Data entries
━━━━━━━━━━

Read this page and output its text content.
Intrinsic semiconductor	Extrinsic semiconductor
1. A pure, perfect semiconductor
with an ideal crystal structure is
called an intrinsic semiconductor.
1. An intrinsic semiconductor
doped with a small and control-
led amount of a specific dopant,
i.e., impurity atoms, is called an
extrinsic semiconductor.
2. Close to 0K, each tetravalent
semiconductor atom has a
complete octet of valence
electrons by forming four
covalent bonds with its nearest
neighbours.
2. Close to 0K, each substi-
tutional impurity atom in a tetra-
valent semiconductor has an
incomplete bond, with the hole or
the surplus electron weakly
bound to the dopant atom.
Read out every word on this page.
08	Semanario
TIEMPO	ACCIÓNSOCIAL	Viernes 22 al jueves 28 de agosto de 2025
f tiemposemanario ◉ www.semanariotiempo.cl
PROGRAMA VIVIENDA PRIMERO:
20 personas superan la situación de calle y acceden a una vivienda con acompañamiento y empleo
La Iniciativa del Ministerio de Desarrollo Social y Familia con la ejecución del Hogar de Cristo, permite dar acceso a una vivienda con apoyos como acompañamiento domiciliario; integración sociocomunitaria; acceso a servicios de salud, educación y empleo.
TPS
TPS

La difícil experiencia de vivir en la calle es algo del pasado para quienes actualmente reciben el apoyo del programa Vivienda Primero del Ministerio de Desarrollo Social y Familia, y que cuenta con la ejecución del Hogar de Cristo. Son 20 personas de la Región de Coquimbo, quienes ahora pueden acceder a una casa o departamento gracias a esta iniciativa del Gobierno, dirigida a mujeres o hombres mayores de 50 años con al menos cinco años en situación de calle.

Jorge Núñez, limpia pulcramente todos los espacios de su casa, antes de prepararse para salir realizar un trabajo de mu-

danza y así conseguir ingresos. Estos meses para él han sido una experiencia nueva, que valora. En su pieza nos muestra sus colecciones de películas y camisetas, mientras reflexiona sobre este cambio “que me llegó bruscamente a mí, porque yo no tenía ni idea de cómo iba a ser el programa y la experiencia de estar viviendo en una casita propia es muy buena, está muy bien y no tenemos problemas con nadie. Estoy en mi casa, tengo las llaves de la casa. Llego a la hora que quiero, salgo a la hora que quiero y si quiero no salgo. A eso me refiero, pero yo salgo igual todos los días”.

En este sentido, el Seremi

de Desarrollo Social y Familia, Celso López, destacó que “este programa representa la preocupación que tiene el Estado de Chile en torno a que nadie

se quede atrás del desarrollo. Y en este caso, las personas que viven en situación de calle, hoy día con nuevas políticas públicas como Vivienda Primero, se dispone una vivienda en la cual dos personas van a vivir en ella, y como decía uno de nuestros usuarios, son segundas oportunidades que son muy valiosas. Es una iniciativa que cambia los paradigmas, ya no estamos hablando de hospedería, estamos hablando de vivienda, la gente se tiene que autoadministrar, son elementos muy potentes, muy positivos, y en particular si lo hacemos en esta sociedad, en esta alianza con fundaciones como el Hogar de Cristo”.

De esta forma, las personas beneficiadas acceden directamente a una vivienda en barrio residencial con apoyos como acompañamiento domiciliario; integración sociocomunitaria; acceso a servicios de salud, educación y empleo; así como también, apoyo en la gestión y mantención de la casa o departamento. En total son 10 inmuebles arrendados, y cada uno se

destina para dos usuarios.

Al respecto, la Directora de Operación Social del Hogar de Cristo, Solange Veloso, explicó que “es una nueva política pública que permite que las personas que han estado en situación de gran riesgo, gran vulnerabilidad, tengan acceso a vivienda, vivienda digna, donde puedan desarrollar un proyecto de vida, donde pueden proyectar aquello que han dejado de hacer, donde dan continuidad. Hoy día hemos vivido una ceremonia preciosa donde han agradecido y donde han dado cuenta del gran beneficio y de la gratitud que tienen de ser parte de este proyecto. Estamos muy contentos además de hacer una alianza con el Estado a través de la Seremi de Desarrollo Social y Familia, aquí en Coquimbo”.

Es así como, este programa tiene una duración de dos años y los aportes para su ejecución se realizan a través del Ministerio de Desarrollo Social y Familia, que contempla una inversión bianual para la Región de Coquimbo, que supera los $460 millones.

━━━━━━━━━━

WORK INSTRUCTIONS
Each line in the material above must be retyped without alteration.

SOLUTION TO THE EXERCISE
Read this page and output its text content.
Intrinsic semiconductor	Extrinsic semiconductor
1. A pure, perfect semiconductor
with an ideal crystal structure is
called an intrinsic semiconductor.
1. An intrinsic semiconductor
doped with a small and control-
led amount of a specific dopant,
i.e., impurity atoms, is called an
extrinsic semiconductor.
2. Close to 0K, each tetravalent
semiconductor atom has a
complete octet of valence
electrons by forming four
covalent bonds with its nearest
neighbours.
2. Close to 0K, each substi-
tutional impurity atom in a tetra-
valent semiconductor has an
incomplete bond, with the hole or
the surplus electron weakly
bound to the dopant atom.
Read out every word on this page.
08	Semanario
TIEMPO	ACCIÓNSOCIAL	Viernes 22 al jueves 28 de agosto de 2025
f tiemposemanario ◉ www.semanariotiempo.cl
PROGRAMA VIVIENDA PRIMERO:
20 personas superan la situación de calle y acceden a una vivienda con acompañamiento y empleo
La Iniciativa del Ministerio de Desarrollo Social y Familia con la ejecución del Hogar de Cristo, permite dar acceso a una vivienda con apoyos como acompañamiento domiciliario; integración sociocomunitaria; acceso a servicios de salud, educación y empleo.
TPS
TPS

La difícil experiencia de vivir en la calle es algo del pasado para quienes actualmente reciben el apoyo del programa Vivienda Primero del Ministerio de Desarrollo Social y Familia, y que cuenta con la ejecución del Hogar de Cristo. Son 20 personas de la Región de Coquimbo, quienes ahora pueden acceder a una casa o departamento gracias a esta iniciativa del Gobierno, dirigida a mujeres o hombres mayores de 50 años con al menos cinco años en situación de calle.

Jorge Núñez, limpia pulcramente todos los espacios de su casa, antes de prepararse para salir realizar un trabajo de mu-

danza y así conseguir ingresos. Estos meses para él han sido una experiencia nueva, que valora. En su pieza nos muestra sus colecciones de películas y camisetas, mientras reflexiona sobre este cambio “que me llegó bruscamente a mí, porque yo no tenía ni idea de cómo iba a ser el programa y la experiencia de estar viviendo en una casita propia es muy buena, está muy bien y no tenemos problemas con nadie. Estoy en mi casa, tengo las llaves de la casa. Llego a la hora que quiero, salgo a la hora que quiero y si quiero no salgo. A eso me refiero, pero yo salgo igual todos los días”.

En este sentido, el Seremi

de Desarrollo Social y Familia, Celso López, destacó que “este programa representa la preocupación que tiene el Estado de Chile en torno a que nadie

se quede atrás del desarrollo. Y en este caso, las personas que viven en situación de calle, hoy día con nuevas políticas públicas como Vivienda Primero, se dispone una vivienda en la cual dos personas van a vivir en ella, y como decía uno de nuestros usuarios, son segundas oportunidades que son muy valiosas. Es una iniciativa que cambia los paradigmas, ya no estamos hablando de hospedería, estamos hablando de vivienda, la gente se tiene que autoadministrar, son elementos muy potentes, muy positivos, y en particular si lo hacemos en esta sociedad, en esta alianza con fundaciones como el Hogar de Cristo”.

De esta forma, las personas beneficiadas acceden directamente a una vivienda en barrio residencial con apoyos como acompañamiento domiciliario; integración sociocomunitaria; acceso a servicios de salud, educación y empleo; así como también, apoyo en la gestión y mantención de la casa o departamento. En total son 10 inmuebles arrendados, y cada uno se

destina para dos usuarios.

Al respecto, la Directora de Operación Social del Hogar de Cristo, Solange Veloso, explicó que “es una nueva política pública que permite que las personas que han estado en situación de gran riesgo, gran vulnerabilidad, tengan acceso a vivienda, vivienda digna, donde puedan desarrollar un proyecto de vida, donde pueden proyectar aquello que han dejado de hacer, donde dan continuidad. Hoy día hemos vivido una ceremonia preciosa donde han agradecido y donde han dado cuenta del gran beneficio y de la gratitud que tienen de ser parte de este proyecto. Estamos muy contentos además de hacer una alianza con el Estado a través de la Seremi de Desarrollo Social y Familia, aquí en Coquimbo”.

Es así como, este programa tiene una duración de dos años y los aportes para su ejecución se realizan a través del Ministerio de Desarrollo Social y Familia, que contempla una inversión bianual para la Región de Coquimbo, que supera los $460 millones.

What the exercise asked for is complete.